___ Dataset rows ___

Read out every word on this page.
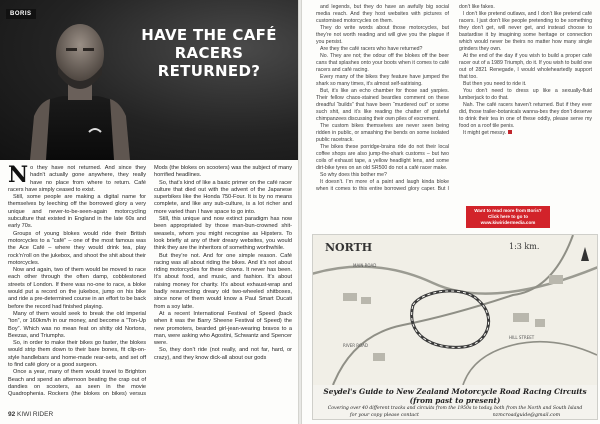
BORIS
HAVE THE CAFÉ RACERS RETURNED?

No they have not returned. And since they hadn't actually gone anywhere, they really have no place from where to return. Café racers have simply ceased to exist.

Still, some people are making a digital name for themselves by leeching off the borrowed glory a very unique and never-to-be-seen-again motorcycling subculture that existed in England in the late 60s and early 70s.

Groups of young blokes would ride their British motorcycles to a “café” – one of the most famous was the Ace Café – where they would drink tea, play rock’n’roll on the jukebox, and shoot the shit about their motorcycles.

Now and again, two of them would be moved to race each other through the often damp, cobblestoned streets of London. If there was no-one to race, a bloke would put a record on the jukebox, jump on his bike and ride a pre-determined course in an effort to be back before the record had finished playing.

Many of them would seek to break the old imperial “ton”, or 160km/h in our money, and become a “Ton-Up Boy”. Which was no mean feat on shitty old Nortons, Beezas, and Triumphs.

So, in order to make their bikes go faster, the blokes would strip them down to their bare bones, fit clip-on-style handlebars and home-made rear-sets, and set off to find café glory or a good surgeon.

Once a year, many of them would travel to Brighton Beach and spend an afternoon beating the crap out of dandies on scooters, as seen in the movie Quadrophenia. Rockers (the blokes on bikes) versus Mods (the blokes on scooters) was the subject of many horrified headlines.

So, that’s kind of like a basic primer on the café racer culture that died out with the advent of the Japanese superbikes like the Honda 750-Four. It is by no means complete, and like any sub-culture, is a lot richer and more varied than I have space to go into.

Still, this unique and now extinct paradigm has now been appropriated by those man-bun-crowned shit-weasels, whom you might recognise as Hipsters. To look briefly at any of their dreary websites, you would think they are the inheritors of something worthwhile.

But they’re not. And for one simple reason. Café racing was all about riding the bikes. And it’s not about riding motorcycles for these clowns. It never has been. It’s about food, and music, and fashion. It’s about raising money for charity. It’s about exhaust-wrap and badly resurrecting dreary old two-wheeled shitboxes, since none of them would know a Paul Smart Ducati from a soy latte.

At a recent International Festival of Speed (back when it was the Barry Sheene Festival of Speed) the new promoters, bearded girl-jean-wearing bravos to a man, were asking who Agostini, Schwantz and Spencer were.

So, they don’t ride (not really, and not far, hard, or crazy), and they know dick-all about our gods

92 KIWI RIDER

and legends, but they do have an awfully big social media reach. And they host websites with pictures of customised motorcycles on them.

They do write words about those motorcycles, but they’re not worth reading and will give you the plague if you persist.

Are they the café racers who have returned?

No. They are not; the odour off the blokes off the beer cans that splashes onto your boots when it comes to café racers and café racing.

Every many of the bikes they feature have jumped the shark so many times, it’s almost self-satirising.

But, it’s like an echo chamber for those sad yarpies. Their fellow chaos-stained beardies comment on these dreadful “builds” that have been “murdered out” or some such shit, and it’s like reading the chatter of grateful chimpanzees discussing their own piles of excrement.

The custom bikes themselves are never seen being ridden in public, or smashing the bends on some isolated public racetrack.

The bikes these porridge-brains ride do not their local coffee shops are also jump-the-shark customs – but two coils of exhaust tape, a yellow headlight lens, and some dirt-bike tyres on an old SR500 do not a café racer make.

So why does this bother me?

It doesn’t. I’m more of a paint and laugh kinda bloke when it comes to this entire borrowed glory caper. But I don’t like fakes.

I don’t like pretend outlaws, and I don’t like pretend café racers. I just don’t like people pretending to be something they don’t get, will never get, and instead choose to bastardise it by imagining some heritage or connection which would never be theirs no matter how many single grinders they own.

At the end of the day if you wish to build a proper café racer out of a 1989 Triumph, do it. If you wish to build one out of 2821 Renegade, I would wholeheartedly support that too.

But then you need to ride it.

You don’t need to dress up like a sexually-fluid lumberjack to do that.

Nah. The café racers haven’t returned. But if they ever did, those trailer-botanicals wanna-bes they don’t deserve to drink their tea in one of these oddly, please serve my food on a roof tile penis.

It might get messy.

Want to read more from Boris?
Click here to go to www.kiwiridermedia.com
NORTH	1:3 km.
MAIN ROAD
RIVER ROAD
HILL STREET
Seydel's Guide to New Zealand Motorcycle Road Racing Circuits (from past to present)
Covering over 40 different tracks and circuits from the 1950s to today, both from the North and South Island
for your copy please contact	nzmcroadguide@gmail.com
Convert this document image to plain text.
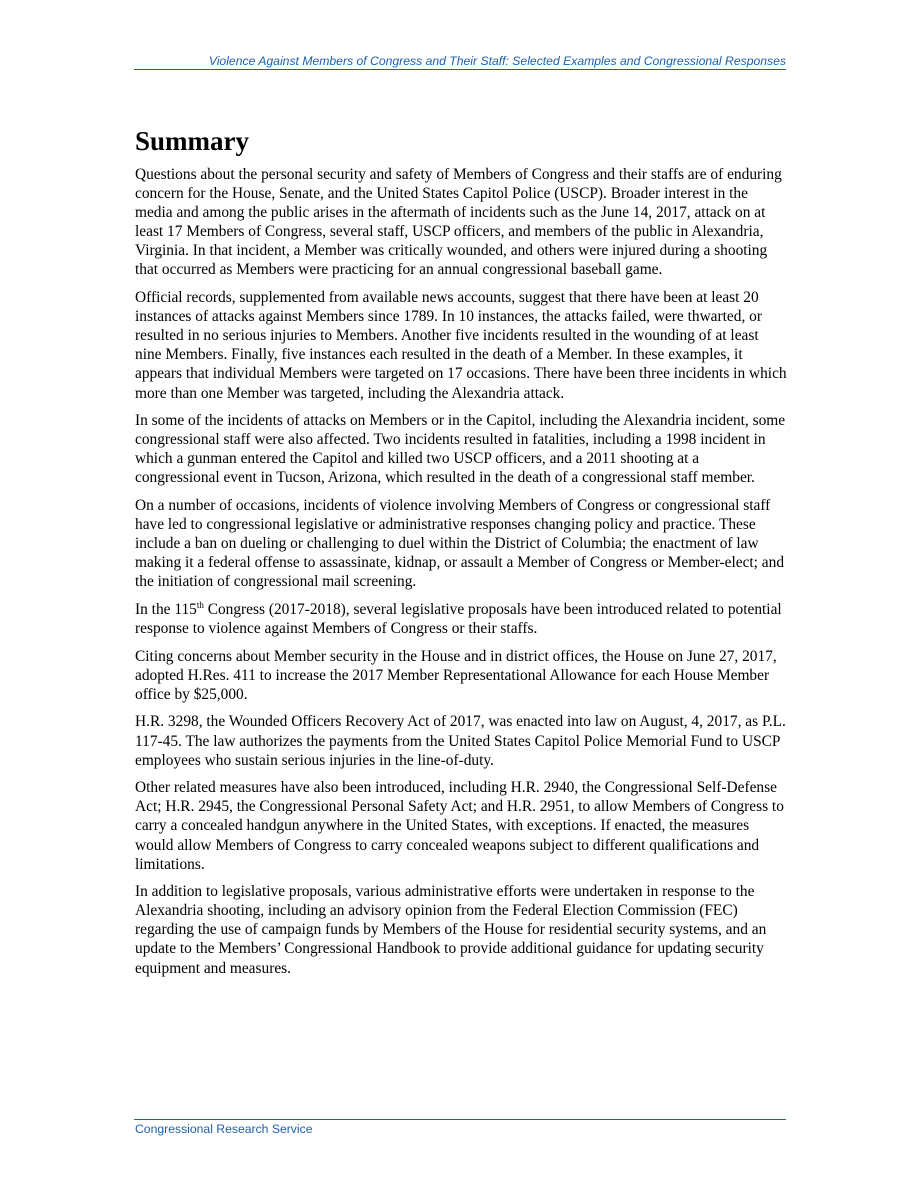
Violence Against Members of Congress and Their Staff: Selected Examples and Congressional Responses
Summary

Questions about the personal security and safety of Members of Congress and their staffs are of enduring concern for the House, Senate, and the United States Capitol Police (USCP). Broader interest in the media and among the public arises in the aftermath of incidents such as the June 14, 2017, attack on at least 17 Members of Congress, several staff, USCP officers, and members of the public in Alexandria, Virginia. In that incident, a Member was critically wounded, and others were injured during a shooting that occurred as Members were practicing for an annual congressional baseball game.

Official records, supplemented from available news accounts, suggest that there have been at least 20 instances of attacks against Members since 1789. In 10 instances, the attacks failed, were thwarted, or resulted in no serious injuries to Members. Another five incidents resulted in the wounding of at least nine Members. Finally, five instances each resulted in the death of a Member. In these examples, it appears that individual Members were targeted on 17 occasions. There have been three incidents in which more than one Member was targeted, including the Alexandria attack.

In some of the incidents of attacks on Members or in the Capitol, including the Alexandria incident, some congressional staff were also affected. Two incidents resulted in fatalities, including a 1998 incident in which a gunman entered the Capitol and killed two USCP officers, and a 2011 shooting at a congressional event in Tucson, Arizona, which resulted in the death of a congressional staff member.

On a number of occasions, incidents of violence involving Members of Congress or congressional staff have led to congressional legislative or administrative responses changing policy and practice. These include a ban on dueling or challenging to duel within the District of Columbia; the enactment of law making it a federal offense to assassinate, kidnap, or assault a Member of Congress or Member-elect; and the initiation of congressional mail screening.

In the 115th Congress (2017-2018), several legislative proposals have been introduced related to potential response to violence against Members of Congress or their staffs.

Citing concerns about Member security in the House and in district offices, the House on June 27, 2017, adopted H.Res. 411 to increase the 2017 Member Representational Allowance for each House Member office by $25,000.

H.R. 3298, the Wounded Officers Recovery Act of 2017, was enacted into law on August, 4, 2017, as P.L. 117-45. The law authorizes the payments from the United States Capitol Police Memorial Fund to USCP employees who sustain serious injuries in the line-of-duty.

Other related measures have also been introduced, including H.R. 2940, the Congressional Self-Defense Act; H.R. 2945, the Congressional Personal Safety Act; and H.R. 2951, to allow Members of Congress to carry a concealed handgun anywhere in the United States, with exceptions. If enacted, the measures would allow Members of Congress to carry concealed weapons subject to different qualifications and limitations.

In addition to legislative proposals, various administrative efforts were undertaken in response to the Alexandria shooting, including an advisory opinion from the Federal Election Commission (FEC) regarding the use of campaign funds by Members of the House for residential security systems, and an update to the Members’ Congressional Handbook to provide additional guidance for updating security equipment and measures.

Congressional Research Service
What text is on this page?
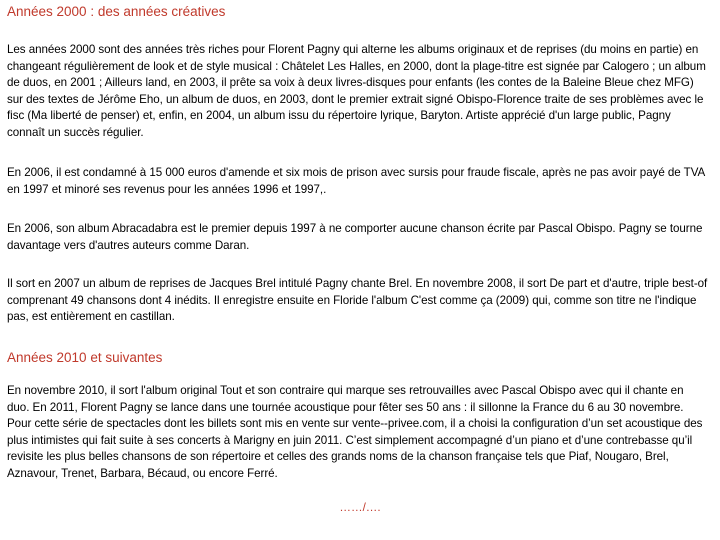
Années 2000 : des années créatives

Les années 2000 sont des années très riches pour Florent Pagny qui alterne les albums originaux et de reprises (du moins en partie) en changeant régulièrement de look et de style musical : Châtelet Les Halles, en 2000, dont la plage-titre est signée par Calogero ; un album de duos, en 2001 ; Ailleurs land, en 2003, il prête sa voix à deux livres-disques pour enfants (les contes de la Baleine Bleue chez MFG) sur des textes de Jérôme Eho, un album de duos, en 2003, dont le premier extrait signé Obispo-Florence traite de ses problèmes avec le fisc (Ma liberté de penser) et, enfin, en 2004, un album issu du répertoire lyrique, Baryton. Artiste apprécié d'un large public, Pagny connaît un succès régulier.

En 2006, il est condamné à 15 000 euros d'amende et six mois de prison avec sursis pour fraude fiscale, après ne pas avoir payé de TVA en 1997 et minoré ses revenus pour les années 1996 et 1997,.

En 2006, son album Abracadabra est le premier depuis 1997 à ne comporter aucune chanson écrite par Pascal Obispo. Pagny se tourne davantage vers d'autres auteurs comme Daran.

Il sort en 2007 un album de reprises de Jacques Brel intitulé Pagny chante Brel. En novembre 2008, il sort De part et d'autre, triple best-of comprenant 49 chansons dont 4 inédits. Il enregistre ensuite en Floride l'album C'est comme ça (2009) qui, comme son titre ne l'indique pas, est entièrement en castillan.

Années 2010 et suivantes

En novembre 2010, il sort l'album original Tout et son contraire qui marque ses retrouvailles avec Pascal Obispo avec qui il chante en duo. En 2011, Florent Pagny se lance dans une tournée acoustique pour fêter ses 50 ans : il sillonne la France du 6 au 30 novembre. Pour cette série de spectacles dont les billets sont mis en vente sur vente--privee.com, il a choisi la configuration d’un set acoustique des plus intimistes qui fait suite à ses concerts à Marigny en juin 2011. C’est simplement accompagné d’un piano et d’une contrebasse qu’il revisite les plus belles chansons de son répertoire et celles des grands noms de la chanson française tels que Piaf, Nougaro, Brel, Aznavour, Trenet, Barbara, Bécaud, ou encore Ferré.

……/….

___

▸ **What you should do**
Copy each line of the listing that holds the word "your".

▸ **Expected answer**
No. They are not; the odour off the blokes off the beer cans that splashes onto your boots when it comes to café racers and café racing.
for your copy please contact	nzmcroadguide@gmail.com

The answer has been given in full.